## Data extract

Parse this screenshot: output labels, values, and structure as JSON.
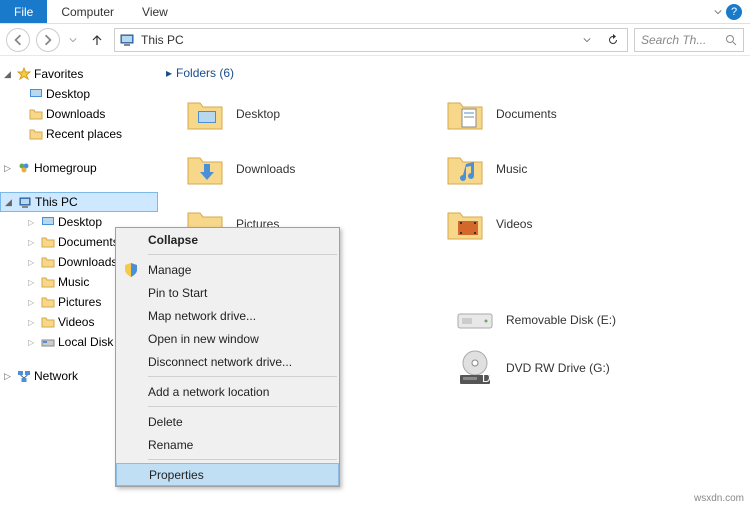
{
  "ribbon": {
    "file": "File",
    "tabs": [
      "Computer",
      "View"
    ]
  },
  "nav": {
    "address": "This PC",
    "search_placeholder": "Search Th..."
  },
  "tree": {
    "favorites": {
      "label": "Favorites",
      "items": [
        "Desktop",
        "Downloads",
        "Recent places"
      ]
    },
    "homegroup": "Homegroup",
    "thispc": {
      "label": "This PC",
      "items": [
        "Desktop",
        "Documents",
        "Downloads",
        "Music",
        "Pictures",
        "Videos",
        "Local Disk (..."
      ]
    },
    "network": "Network"
  },
  "content": {
    "folders_header": "Folders (6)",
    "folders": [
      "Desktop",
      "Documents",
      "Downloads",
      "Music",
      "Pictures",
      "Videos"
    ],
    "drives": [
      "Removable Disk (E:)",
      "DVD RW Drive (G:)"
    ]
  },
  "context_menu": {
    "collapse": "Collapse",
    "manage": "Manage",
    "pin": "Pin to Start",
    "map": "Map network drive...",
    "open": "Open in new window",
    "disconnect": "Disconnect network drive...",
    "add": "Add a network location",
    "delete": "Delete",
    "rename": "Rename",
    "properties": "Properties"
  },
  "watermark": "wsxdn.com"
}
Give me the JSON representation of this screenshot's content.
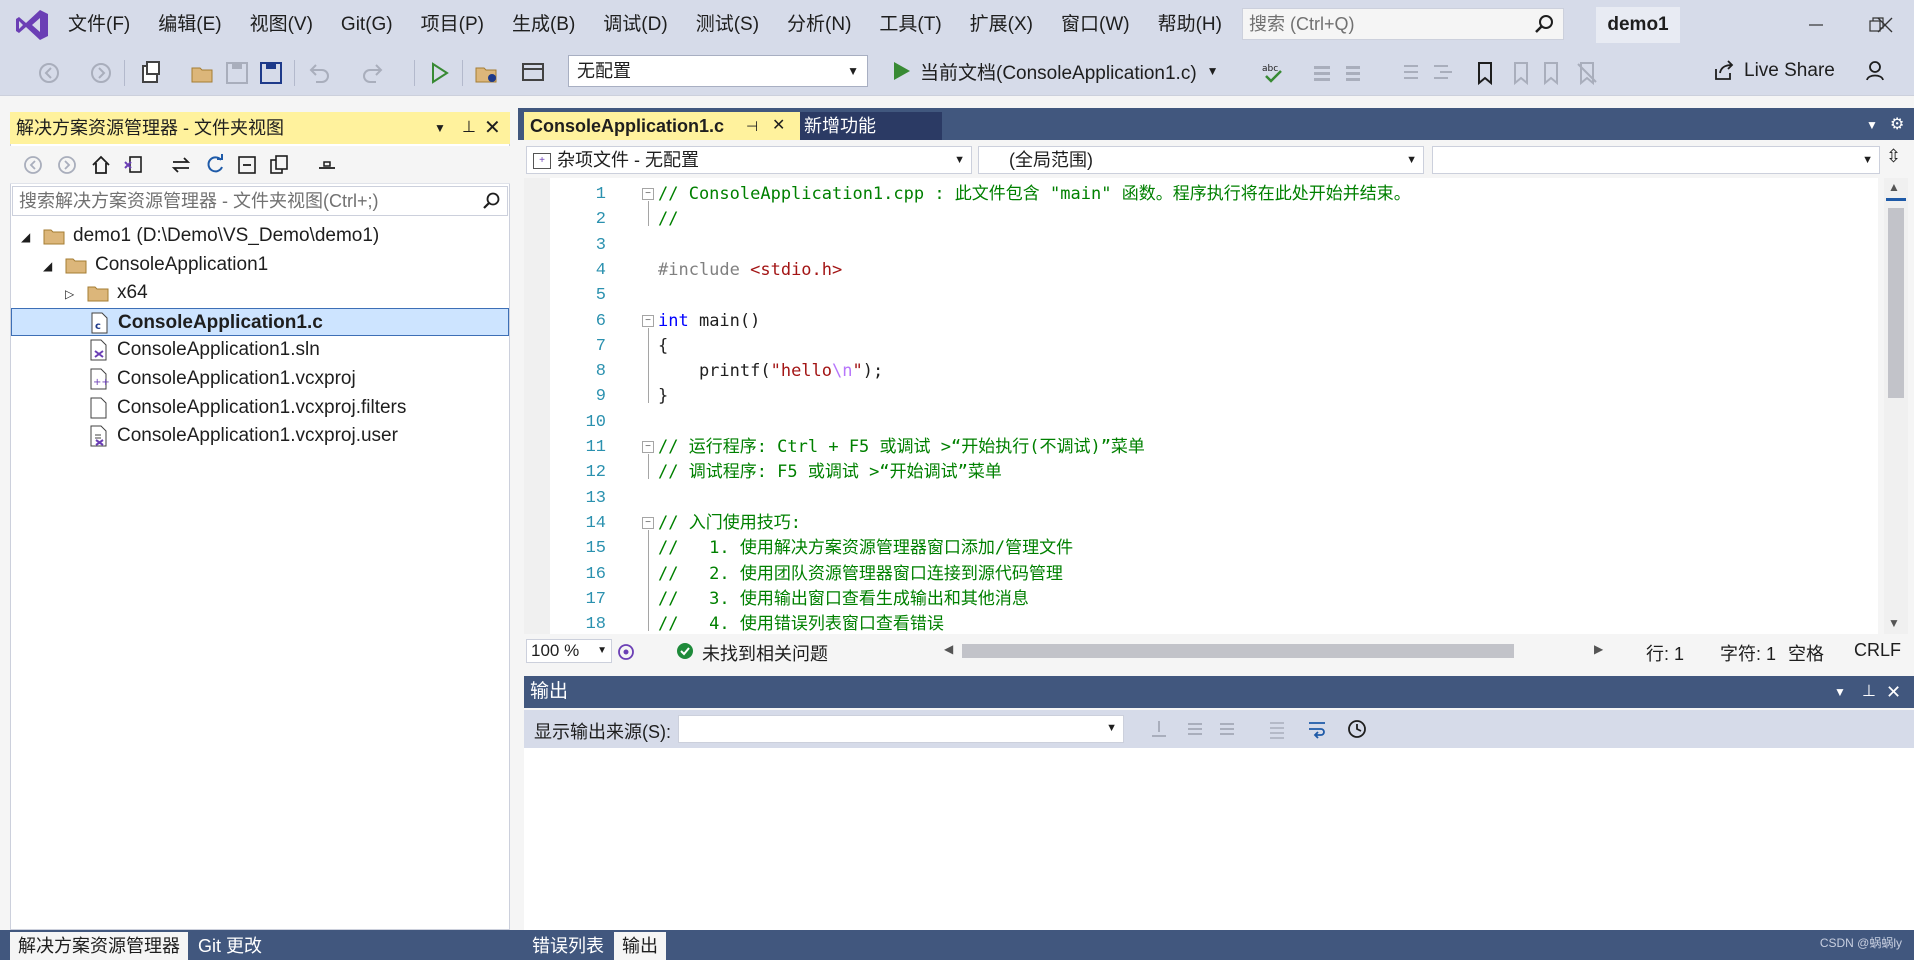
{
  "menu": {
    "items": [
      "文件(F)",
      "编辑(E)",
      "视图(V)",
      "Git(G)",
      "项目(P)",
      "生成(B)",
      "调试(D)",
      "测试(S)",
      "分析(N)",
      "工具(T)",
      "扩展(X)",
      "窗口(W)",
      "帮助(H)"
    ],
    "search_placeholder": "搜索 (Ctrl+Q)",
    "solution_name": "demo1"
  },
  "toolbar": {
    "config": "无配置",
    "run_label": "当前文档(ConsoleApplication1.c)",
    "live_share": "Live Share"
  },
  "solution_explorer": {
    "title": "解决方案资源管理器 - 文件夹视图",
    "search_placeholder": "搜索解决方案资源管理器 - 文件夹视图(Ctrl+;)",
    "tree": [
      {
        "label": "demo1 (D:\\Demo\\VS_Demo\\demo1)",
        "indent": 0,
        "expander": "open",
        "icon": "folder-icon"
      },
      {
        "label": "ConsoleApplication1",
        "indent": 1,
        "expander": "open",
        "icon": "folder-icon"
      },
      {
        "label": "x64",
        "indent": 2,
        "expander": "closed",
        "icon": "folder-icon"
      },
      {
        "label": "ConsoleApplication1.c",
        "indent": 2,
        "expander": "",
        "icon": "c-file-icon",
        "selected": true
      },
      {
        "label": "ConsoleApplication1.sln",
        "indent": 2,
        "expander": "",
        "icon": "sln-file-icon"
      },
      {
        "label": "ConsoleApplication1.vcxproj",
        "indent": 2,
        "expander": "",
        "icon": "vcxproj-file-icon"
      },
      {
        "label": "ConsoleApplication1.vcxproj.filters",
        "indent": 2,
        "expander": "",
        "icon": "file-icon"
      },
      {
        "label": "ConsoleApplication1.vcxproj.user",
        "indent": 2,
        "expander": "",
        "icon": "user-file-icon"
      }
    ]
  },
  "editor": {
    "tabs": [
      {
        "label": "ConsoleApplication1.c",
        "active": true
      },
      {
        "label": "新增功能",
        "active": false
      }
    ],
    "nav_project": "杂项文件 - 无配置",
    "nav_scope": "(全局范围)",
    "nav_member": "",
    "lines": [
      {
        "n": "1",
        "parts": [
          {
            "t": "// ConsoleApplication1.cpp : 此文件包含 \"main\" 函数。程序执行将在此处开始并结束。",
            "c": "cmt"
          }
        ]
      },
      {
        "n": "2",
        "parts": [
          {
            "t": "//",
            "c": "cmt"
          }
        ]
      },
      {
        "n": "3",
        "parts": []
      },
      {
        "n": "4",
        "parts": [
          {
            "t": "#include ",
            "c": "pp"
          },
          {
            "t": "<stdio.h>",
            "c": "str"
          }
        ]
      },
      {
        "n": "5",
        "parts": []
      },
      {
        "n": "6",
        "parts": [
          {
            "t": "int",
            "c": "kw"
          },
          {
            "t": " main()",
            "c": ""
          }
        ]
      },
      {
        "n": "7",
        "parts": [
          {
            "t": "{",
            "c": ""
          }
        ]
      },
      {
        "n": "8",
        "parts": [
          {
            "t": "    printf(",
            "c": ""
          },
          {
            "t": "\"hello",
            "c": "str"
          },
          {
            "t": "\\n",
            "c": "esc"
          },
          {
            "t": "\"",
            "c": "str"
          },
          {
            "t": ");",
            "c": ""
          }
        ]
      },
      {
        "n": "9",
        "parts": [
          {
            "t": "}",
            "c": ""
          }
        ]
      },
      {
        "n": "10",
        "parts": []
      },
      {
        "n": "11",
        "parts": [
          {
            "t": "// 运行程序: Ctrl + F5 或调试 >“开始执行(不调试)”菜单",
            "c": "cmt"
          }
        ]
      },
      {
        "n": "12",
        "parts": [
          {
            "t": "// 调试程序: F5 或调试 >“开始调试”菜单",
            "c": "cmt"
          }
        ]
      },
      {
        "n": "13",
        "parts": []
      },
      {
        "n": "14",
        "parts": [
          {
            "t": "// 入门使用技巧:",
            "c": "cmt"
          }
        ]
      },
      {
        "n": "15",
        "parts": [
          {
            "t": "//   1. 使用解决方案资源管理器窗口添加/管理文件",
            "c": "cmt"
          }
        ]
      },
      {
        "n": "16",
        "parts": [
          {
            "t": "//   2. 使用团队资源管理器窗口连接到源代码管理",
            "c": "cmt"
          }
        ]
      },
      {
        "n": "17",
        "parts": [
          {
            "t": "//   3. 使用输出窗口查看生成输出和其他消息",
            "c": "cmt"
          }
        ]
      },
      {
        "n": "18",
        "parts": [
          {
            "t": "//   4. 使用错误列表窗口查看错误",
            "c": "cmt"
          }
        ]
      }
    ],
    "zoom": "100 %",
    "issues": "未找到相关问题",
    "status_line": "行: 1",
    "status_col": "字符: 1",
    "status_ws": "空格",
    "status_eol": "CRLF"
  },
  "output": {
    "title": "输出",
    "source_label": "显示输出来源(S):",
    "source_value": ""
  },
  "bottom_tabs": {
    "left": [
      "解决方案资源管理器",
      "Git 更改"
    ],
    "right": [
      "错误列表",
      "输出"
    ]
  },
  "watermark": "CSDN @蜗蜗ly",
  "colors": {
    "accent_yellow": "#fff29d",
    "panel_blue": "#41577e",
    "chrome": "#d6dbe9"
  }
}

## Written exercise
Pull out every line above that holds the word "network".

## Answer to this problem
    "network": "Network"
    "map": "Map network drive...",
    "disconnect": "Disconnect network drive...",
    "add": "Add a network location",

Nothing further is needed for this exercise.